-- start Items --

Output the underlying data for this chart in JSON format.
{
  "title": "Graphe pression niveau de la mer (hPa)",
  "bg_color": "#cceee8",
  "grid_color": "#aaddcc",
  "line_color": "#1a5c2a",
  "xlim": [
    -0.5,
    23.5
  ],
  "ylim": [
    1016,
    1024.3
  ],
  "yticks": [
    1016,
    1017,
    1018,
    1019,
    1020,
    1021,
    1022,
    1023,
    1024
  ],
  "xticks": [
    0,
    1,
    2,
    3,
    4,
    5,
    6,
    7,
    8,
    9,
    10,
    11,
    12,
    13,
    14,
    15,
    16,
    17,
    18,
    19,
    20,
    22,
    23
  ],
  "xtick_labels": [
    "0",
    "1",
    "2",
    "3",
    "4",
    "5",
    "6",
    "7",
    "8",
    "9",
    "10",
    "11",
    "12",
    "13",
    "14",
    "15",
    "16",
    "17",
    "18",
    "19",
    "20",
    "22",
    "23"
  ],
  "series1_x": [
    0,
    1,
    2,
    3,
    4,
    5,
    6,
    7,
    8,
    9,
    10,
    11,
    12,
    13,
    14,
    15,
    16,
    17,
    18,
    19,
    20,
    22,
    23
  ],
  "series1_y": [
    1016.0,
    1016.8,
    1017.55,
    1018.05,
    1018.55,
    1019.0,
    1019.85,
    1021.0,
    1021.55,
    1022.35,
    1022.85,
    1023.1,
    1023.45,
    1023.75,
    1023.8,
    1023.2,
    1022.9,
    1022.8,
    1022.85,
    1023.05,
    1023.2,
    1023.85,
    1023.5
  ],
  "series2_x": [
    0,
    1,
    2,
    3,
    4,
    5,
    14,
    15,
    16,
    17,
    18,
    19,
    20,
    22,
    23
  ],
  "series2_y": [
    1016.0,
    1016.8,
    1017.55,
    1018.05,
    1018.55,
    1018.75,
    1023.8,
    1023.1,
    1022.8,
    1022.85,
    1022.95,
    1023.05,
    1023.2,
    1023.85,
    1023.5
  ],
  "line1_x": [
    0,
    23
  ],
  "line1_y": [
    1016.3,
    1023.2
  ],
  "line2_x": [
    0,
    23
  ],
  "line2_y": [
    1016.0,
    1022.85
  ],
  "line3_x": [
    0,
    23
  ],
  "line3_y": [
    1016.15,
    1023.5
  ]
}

-- end Items --

- [Problem to solve]: Repeat every record, exactly as written.

- [Task result]:
Output the underlying data for this chart in JSON format.
{
  "title": "Graphe pression niveau de la mer (hPa)",
  "bg_color": "#cceee8",
  "grid_color": "#aaddcc",
  "line_color": "#1a5c2a",
  "xlim": [
    -0.5,
    23.5
  ],
  "ylim": [
    1016,
    1024.3
  ],
  "yticks": [
    1016,
    1017,
    1018,
    1019,
    1020,
    1021,
    1022,
    1023,
    1024
  ],
  "xticks": [
    0,
    1,
    2,
    3,
    4,
    5,
    6,
    7,
    8,
    9,
    10,
    11,
    12,
    13,
    14,
    15,
    16,
    17,
    18,
    19,
    20,
    22,
    23
  ],
  "xtick_labels": [
    "0",
    "1",
    "2",
    "3",
    "4",
    "5",
    "6",
    "7",
    "8",
    "9",
    "10",
    "11",
    "12",
    "13",
    "14",
    "15",
    "16",
    "17",
    "18",
    "19",
    "20",
    "22",
    "23"
  ],
  "series1_x": [
    0,
    1,
    2,
    3,
    4,
    5,
    6,
    7,
    8,
    9,
    10,
    11,
    12,
    13,
    14,
    15,
    16,
    17,
    18,
    19,
    20,
    22,
    23
  ],
  "series1_y": [
    1016.0,
    1016.8,
    1017.55,
    1018.05,
    1018.55,
    1019.0,
    1019.85,
    1021.0,
    1021.55,
    1022.35,
    1022.85,
    1023.1,
    1023.45,
    1023.75,
    1023.8,
    1023.2,
    1022.9,
    1022.8,
    1022.85,
    1023.05,
    1023.2,
    1023.85,
    1023.5
  ],
  "series2_x": [
    0,
    1,
    2,
    3,
    4,
    5,
    14,
    15,
    16,
    17,
    18,
    19,
    20,
    22,
    23
  ],
  "series2_y": [
    1016.0,
    1016.8,
    1017.55,
    1018.05,
    1018.55,
    1018.75,
    1023.8,
    1023.1,
    1022.8,
    1022.85,
    1022.95,
    1023.05,
    1023.2,
    1023.85,
    1023.5
  ],
  "line1_x": [
    0,
    23
  ],
  "line1_y": [
    1016.3,
    1023.2
  ],
  "line2_x": [
    0,
    23
  ],
  "line2_y": [
    1016.0,
    1022.85
  ],
  "line3_x": [
    0,
    23
  ],
  "line3_y": [
    1016.15,
    1023.5
  ]
}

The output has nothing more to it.